● **Given problem**: Please restate the following records word for word.

== Given entries

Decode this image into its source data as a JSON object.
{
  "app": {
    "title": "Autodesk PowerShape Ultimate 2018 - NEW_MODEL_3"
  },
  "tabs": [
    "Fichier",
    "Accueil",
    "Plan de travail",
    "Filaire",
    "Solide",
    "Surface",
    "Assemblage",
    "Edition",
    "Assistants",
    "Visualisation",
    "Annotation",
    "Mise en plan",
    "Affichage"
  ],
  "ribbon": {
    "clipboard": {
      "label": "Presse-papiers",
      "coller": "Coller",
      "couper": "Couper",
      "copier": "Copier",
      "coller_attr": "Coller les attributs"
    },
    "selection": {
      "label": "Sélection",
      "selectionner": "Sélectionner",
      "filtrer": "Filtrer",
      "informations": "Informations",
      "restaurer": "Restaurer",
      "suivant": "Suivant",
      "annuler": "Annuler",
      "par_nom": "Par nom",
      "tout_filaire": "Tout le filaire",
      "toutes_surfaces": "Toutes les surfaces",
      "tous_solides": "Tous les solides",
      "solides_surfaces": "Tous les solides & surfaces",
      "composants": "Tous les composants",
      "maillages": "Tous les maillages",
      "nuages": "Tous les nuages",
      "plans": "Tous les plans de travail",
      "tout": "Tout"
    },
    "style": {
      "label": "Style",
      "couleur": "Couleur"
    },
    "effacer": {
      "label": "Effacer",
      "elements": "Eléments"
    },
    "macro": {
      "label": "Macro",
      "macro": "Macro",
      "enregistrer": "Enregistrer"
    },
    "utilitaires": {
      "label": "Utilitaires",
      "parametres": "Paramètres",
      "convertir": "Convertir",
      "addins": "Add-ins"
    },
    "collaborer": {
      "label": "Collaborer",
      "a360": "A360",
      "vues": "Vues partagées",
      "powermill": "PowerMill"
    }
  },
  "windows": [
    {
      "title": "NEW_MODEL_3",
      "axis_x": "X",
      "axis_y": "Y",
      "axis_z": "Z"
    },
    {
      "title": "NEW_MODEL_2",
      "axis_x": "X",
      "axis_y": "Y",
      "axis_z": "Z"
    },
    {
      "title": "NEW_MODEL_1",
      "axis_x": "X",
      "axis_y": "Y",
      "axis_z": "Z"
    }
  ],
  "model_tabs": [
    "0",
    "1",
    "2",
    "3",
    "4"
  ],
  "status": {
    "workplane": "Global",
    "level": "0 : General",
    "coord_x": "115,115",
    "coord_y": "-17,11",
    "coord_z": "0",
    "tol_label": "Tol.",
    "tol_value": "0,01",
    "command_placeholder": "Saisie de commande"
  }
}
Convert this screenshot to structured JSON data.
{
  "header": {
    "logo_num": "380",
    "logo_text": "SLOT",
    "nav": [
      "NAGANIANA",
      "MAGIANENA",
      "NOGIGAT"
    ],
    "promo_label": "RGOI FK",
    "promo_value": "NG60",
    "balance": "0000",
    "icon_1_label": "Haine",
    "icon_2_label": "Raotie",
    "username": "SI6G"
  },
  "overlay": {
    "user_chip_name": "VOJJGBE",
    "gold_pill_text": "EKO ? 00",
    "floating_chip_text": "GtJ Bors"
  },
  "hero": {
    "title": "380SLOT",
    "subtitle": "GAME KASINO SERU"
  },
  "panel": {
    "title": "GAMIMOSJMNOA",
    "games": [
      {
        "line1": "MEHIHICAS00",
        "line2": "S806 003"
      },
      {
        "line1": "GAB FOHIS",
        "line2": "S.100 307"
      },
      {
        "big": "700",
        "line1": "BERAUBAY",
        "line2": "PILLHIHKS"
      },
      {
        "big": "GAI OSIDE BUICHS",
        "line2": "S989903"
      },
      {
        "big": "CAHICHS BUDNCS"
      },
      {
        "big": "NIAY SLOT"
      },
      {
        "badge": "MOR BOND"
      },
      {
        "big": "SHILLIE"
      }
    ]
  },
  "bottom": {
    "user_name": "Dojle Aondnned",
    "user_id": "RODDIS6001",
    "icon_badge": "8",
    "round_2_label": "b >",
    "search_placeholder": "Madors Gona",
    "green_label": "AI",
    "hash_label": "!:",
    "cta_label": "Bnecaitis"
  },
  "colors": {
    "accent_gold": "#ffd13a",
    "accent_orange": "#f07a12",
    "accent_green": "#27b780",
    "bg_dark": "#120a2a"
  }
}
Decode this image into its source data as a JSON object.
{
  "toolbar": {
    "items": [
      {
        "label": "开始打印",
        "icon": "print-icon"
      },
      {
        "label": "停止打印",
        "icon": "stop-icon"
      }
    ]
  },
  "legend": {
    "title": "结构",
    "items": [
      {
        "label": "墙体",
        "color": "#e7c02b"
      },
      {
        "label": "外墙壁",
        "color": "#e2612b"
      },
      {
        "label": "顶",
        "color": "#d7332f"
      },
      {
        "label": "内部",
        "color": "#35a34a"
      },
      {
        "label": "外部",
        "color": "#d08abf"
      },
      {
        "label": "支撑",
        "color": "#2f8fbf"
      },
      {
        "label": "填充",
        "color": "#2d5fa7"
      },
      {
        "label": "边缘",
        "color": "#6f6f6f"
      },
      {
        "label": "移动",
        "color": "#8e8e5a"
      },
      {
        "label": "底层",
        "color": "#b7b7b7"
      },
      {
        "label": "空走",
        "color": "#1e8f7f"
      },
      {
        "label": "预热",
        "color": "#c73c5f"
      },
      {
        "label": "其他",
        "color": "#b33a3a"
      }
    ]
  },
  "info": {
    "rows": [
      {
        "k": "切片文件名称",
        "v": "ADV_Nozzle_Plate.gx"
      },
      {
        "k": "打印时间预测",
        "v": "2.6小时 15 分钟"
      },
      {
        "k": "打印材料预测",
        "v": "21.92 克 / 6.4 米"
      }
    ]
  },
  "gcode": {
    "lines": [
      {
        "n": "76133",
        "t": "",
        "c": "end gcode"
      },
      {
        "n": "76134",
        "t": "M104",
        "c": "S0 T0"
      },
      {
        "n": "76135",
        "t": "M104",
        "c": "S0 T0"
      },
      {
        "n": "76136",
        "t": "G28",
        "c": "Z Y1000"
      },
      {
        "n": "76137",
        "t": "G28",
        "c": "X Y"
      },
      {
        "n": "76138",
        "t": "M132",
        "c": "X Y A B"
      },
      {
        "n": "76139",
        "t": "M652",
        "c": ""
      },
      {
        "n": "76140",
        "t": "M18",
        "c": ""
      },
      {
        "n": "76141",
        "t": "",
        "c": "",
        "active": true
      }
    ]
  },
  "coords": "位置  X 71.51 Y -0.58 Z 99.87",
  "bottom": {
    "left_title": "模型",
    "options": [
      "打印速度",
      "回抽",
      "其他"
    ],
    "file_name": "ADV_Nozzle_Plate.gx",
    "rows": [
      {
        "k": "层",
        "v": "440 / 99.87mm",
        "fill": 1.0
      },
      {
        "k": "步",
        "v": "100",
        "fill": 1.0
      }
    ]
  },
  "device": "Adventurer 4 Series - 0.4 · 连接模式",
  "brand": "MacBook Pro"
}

====

● **Completed task**:
Decode this image into its source data as a JSON object.
{
  "app": {
    "title": "Autodesk PowerShape Ultimate 2018 - NEW_MODEL_3"
  },
  "tabs": [
    "Fichier",
    "Accueil",
    "Plan de travail",
    "Filaire",
    "Solide",
    "Surface",
    "Assemblage",
    "Edition",
    "Assistants",
    "Visualisation",
    "Annotation",
    "Mise en plan",
    "Affichage"
  ],
  "ribbon": {
    "clipboard": {
      "label": "Presse-papiers",
      "coller": "Coller",
      "couper": "Couper",
      "copier": "Copier",
      "coller_attr": "Coller les attributs"
    },
    "selection": {
      "label": "Sélection",
      "selectionner": "Sélectionner",
      "filtrer": "Filtrer",
      "informations": "Informations",
      "restaurer": "Restaurer",
      "suivant": "Suivant",
      "annuler": "Annuler",
      "par_nom": "Par nom",
      "tout_filaire": "Tout le filaire",
      "toutes_surfaces": "Toutes les surfaces",
      "tous_solides": "Tous les solides",
      "solides_surfaces": "Tous les solides & surfaces",
      "composants": "Tous les composants",
      "maillages": "Tous les maillages",
      "nuages": "Tous les nuages",
      "plans": "Tous les plans de travail",
      "tout": "Tout"
    },
    "style": {
      "label": "Style",
      "couleur": "Couleur"
    },
    "effacer": {
      "label": "Effacer",
      "elements": "Eléments"
    },
    "macro": {
      "label": "Macro",
      "macro": "Macro",
      "enregistrer": "Enregistrer"
    },
    "utilitaires": {
      "label": "Utilitaires",
      "parametres": "Paramètres",
      "convertir": "Convertir",
      "addins": "Add-ins"
    },
    "collaborer": {
      "label": "Collaborer",
      "a360": "A360",
      "vues": "Vues partagées",
      "powermill": "PowerMill"
    }
  },
  "windows": [
    {
      "title": "NEW_MODEL_3",
      "axis_x": "X",
      "axis_y": "Y",
      "axis_z": "Z"
    },
    {
      "title": "NEW_MODEL_2",
      "axis_x": "X",
      "axis_y": "Y",
      "axis_z": "Z"
    },
    {
      "title": "NEW_MODEL_1",
      "axis_x": "X",
      "axis_y": "Y",
      "axis_z": "Z"
    }
  ],
  "model_tabs": [
    "0",
    "1",
    "2",
    "3",
    "4"
  ],
  "status": {
    "workplane": "Global",
    "level": "0 : General",
    "coord_x": "115,115",
    "coord_y": "-17,11",
    "coord_z": "0",
    "tol_label": "Tol.",
    "tol_value": "0,01",
    "command_placeholder": "Saisie de commande"
  }
}
Convert this screenshot to structured JSON data.
{
  "header": {
    "logo_num": "380",
    "logo_text": "SLOT",
    "nav": [
      "NAGANIANA",
      "MAGIANENA",
      "NOGIGAT"
    ],
    "promo_label": "RGOI FK",
    "promo_value": "NG60",
    "balance": "0000",
    "icon_1_label": "Haine",
    "icon_2_label": "Raotie",
    "username": "SI6G"
  },
  "overlay": {
    "user_chip_name": "VOJJGBE",
    "gold_pill_text": "EKO ? 00",
    "floating_chip_text": "GtJ Bors"
  },
  "hero": {
    "title": "380SLOT",
    "subtitle": "GAME KASINO SERU"
  },
  "panel": {
    "title": "GAMIMOSJMNOA",
    "games": [
      {
        "line1": "MEHIHICAS00",
        "line2": "S806 003"
      },
      {
        "line1": "GAB FOHIS",
        "line2": "S.100 307"
      },
      {
        "big": "700",
        "line1": "BERAUBAY",
        "line2": "PILLHIHKS"
      },
      {
        "big": "GAI OSIDE BUICHS",
        "line2": "S989903"
      },
      {
        "big": "CAHICHS BUDNCS"
      },
      {
        "big": "NIAY SLOT"
      },
      {
        "badge": "MOR BOND"
      },
      {
        "big": "SHILLIE"
      }
    ]
  },
  "bottom": {
    "user_name": "Dojle Aondnned",
    "user_id": "RODDIS6001",
    "icon_badge": "8",
    "round_2_label": "b >",
    "search_placeholder": "Madors Gona",
    "green_label": "AI",
    "hash_label": "!:",
    "cta_label": "Bnecaitis"
  },
  "colors": {
    "accent_gold": "#ffd13a",
    "accent_orange": "#f07a12",
    "accent_green": "#27b780",
    "bg_dark": "#120a2a"
  }
}
Decode this image into its source data as a JSON object.
{
  "toolbar": {
    "items": [
      {
        "label": "开始打印",
        "icon": "print-icon"
      },
      {
        "label": "停止打印",
        "icon": "stop-icon"
      }
    ]
  },
  "legend": {
    "title": "结构",
    "items": [
      {
        "label": "墙体",
        "color": "#e7c02b"
      },
      {
        "label": "外墙壁",
        "color": "#e2612b"
      },
      {
        "label": "顶",
        "color": "#d7332f"
      },
      {
        "label": "内部",
        "color": "#35a34a"
      },
      {
        "label": "外部",
        "color": "#d08abf"
      },
      {
        "label": "支撑",
        "color": "#2f8fbf"
      },
      {
        "label": "填充",
        "color": "#2d5fa7"
      },
      {
        "label": "边缘",
        "color": "#6f6f6f"
      },
      {
        "label": "移动",
        "color": "#8e8e5a"
      },
      {
        "label": "底层",
        "color": "#b7b7b7"
      },
      {
        "label": "空走",
        "color": "#1e8f7f"
      },
      {
        "label": "预热",
        "color": "#c73c5f"
      },
      {
        "label": "其他",
        "color": "#b33a3a"
      }
    ]
  },
  "info": {
    "rows": [
      {
        "k": "切片文件名称",
        "v": "ADV_Nozzle_Plate.gx"
      },
      {
        "k": "打印时间预测",
        "v": "2.6小时 15 分钟"
      },
      {
        "k": "打印材料预测",
        "v": "21.92 克 / 6.4 米"
      }
    ]
  },
  "gcode": {
    "lines": [
      {
        "n": "76133",
        "t": "",
        "c": "end gcode"
      },
      {
        "n": "76134",
        "t": "M104",
        "c": "S0 T0"
      },
      {
        "n": "76135",
        "t": "M104",
        "c": "S0 T0"
      },
      {
        "n": "76136",
        "t": "G28",
        "c": "Z Y1000"
      },
      {
        "n": "76137",
        "t": "G28",
        "c": "X Y"
      },
      {
        "n": "76138",
        "t": "M132",
        "c": "X Y A B"
      },
      {
        "n": "76139",
        "t": "M652",
        "c": ""
      },
      {
        "n": "76140",
        "t": "M18",
        "c": ""
      },
      {
        "n": "76141",
        "t": "",
        "c": "",
        "active": true
      }
    ]
  },
  "coords": "位置  X 71.51 Y -0.58 Z 99.87",
  "bottom": {
    "left_title": "模型",
    "options": [
      "打印速度",
      "回抽",
      "其他"
    ],
    "file_name": "ADV_Nozzle_Plate.gx",
    "rows": [
      {
        "k": "层",
        "v": "440 / 99.87mm",
        "fill": 1.0
      },
      {
        "k": "步",
        "v": "100",
        "fill": 1.0
      }
    ]
  },
  "device": "Adventurer 4 Series - 0.4 · 连接模式",
  "brand": "MacBook Pro"
}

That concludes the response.